┌────────

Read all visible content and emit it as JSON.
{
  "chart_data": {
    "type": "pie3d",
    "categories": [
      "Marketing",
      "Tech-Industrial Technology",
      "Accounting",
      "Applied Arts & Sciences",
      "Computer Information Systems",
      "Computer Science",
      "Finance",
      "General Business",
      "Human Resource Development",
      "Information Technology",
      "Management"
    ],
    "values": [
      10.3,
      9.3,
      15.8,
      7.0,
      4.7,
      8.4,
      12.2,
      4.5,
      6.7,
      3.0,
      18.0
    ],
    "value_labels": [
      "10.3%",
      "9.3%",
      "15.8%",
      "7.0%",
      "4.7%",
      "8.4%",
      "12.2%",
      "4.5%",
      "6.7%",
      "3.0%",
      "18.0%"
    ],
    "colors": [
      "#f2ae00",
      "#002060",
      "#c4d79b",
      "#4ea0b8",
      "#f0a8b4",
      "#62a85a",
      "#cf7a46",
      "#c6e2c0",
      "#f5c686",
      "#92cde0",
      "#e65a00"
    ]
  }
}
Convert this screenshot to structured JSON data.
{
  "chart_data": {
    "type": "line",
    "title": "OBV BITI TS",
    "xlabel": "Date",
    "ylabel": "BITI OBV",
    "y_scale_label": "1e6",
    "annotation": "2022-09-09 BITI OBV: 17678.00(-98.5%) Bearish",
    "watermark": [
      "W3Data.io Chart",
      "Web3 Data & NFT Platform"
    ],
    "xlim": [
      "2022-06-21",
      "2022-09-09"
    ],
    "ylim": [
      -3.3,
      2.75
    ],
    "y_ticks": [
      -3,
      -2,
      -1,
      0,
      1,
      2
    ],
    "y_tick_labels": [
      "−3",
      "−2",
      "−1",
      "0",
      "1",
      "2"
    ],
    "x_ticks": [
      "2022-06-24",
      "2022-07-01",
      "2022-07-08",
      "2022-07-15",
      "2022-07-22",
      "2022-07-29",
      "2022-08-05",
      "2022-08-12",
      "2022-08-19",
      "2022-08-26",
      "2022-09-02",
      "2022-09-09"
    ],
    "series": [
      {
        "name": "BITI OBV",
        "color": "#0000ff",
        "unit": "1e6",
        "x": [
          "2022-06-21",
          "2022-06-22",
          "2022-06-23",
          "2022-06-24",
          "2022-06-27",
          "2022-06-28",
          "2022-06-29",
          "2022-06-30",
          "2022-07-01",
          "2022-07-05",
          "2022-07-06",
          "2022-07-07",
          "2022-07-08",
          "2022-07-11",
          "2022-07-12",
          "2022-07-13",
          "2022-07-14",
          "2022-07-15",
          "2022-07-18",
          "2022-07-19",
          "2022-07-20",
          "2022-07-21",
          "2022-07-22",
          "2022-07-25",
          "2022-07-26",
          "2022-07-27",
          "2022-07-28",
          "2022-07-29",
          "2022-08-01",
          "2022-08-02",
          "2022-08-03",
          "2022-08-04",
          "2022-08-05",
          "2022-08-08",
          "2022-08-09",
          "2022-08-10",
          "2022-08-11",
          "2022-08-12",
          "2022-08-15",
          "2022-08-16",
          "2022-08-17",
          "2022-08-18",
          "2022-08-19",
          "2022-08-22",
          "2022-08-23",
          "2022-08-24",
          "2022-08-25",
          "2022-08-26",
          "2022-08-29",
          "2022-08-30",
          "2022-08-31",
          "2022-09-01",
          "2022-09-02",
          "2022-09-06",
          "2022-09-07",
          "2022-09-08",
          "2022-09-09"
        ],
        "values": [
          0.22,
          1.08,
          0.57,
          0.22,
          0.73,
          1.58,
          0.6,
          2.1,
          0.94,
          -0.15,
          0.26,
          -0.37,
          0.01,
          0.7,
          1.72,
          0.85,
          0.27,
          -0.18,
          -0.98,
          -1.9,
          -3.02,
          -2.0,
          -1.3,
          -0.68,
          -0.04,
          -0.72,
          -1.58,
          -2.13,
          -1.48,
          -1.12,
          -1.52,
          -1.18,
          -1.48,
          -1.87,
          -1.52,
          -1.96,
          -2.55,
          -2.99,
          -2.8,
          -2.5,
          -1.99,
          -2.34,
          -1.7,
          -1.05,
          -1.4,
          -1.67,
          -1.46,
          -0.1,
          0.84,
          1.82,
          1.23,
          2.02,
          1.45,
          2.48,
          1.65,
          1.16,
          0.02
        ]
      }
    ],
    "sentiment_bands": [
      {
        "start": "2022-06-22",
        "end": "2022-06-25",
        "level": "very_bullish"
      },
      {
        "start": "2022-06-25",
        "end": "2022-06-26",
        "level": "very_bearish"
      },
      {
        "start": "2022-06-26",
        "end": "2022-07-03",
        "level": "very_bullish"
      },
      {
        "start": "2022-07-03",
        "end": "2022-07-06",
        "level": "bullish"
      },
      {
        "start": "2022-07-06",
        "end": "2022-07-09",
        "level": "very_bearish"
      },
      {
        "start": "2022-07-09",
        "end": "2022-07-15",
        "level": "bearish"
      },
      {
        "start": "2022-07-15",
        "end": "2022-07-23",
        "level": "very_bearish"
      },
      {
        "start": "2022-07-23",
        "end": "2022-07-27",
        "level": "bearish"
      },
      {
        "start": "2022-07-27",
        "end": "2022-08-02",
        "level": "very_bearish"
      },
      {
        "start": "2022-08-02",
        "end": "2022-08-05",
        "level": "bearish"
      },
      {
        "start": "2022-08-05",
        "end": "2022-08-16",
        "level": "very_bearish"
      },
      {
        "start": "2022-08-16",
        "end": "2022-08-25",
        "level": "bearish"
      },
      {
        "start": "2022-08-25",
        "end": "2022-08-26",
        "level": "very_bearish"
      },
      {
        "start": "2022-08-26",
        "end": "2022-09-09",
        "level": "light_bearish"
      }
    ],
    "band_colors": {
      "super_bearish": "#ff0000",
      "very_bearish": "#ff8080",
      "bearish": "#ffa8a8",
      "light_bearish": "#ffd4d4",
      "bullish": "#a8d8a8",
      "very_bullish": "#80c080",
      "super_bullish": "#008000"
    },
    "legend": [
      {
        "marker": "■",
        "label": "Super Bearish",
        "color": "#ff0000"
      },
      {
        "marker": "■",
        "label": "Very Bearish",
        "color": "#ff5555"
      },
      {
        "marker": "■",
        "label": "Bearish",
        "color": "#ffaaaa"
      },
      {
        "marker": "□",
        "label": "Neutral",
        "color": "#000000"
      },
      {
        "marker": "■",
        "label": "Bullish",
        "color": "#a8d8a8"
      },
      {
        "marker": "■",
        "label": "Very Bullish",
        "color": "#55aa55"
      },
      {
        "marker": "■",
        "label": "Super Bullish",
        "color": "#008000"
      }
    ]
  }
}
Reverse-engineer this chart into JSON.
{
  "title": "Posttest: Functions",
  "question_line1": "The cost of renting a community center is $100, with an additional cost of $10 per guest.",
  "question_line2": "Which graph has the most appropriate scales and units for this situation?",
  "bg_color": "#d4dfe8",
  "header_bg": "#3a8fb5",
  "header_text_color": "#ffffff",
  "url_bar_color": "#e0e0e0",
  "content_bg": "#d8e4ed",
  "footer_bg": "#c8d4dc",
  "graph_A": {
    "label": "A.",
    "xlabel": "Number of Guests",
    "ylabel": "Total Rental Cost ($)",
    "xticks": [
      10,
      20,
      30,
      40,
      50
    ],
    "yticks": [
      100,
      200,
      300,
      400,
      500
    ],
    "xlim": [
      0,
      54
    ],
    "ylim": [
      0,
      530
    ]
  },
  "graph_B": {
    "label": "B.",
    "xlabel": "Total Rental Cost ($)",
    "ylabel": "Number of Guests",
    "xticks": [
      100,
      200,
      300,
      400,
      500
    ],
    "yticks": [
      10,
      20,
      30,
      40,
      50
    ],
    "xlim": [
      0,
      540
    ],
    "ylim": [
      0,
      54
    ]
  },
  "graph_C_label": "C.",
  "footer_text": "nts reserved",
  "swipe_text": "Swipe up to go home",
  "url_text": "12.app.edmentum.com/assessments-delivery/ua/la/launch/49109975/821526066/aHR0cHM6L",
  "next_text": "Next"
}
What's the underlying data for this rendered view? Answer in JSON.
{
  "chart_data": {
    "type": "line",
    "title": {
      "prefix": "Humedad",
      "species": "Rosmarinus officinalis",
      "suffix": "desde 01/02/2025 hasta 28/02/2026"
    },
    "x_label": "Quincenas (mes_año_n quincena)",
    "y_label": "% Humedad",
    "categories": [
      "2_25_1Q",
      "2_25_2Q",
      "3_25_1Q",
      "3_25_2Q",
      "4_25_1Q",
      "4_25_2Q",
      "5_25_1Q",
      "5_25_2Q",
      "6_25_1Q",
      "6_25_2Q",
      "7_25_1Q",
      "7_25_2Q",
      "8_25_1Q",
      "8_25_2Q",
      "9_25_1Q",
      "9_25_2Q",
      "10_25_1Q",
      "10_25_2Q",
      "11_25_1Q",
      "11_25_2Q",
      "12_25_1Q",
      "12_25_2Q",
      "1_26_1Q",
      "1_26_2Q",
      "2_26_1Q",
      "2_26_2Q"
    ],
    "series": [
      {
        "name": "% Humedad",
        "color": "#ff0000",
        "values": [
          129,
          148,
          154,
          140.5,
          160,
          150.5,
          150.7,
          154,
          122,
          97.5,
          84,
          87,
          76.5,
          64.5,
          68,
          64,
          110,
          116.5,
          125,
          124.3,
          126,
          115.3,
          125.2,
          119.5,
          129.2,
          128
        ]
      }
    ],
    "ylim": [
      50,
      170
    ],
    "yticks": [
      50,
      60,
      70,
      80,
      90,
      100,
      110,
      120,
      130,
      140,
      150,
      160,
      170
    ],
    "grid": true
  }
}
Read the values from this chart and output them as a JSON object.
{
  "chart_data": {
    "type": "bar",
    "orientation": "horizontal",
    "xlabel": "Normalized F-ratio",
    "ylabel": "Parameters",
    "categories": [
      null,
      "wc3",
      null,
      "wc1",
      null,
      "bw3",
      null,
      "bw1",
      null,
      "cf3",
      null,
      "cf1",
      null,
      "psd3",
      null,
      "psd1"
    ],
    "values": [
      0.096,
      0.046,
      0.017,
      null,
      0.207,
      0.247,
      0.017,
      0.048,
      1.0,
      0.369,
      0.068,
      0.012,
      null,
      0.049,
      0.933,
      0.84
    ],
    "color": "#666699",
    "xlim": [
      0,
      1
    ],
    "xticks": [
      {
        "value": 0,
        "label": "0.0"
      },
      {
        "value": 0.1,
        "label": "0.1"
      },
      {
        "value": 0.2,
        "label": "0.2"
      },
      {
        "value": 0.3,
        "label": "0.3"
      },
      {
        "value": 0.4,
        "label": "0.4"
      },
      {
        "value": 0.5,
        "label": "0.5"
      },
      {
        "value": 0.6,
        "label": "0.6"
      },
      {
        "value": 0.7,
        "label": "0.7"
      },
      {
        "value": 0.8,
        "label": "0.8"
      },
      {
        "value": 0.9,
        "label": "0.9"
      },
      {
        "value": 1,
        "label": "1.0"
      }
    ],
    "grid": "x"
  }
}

└────────

WRITTEN EXERCISE:
Copy all lines from the data that hold the word "xlabel".

COMPLETED TASK:
    "xlabel": "Date",
    "xlabel": "Number of Guests",
    "xlabel": "Total Rental Cost ($)",
    "xlabel": "Normalized F-ratio",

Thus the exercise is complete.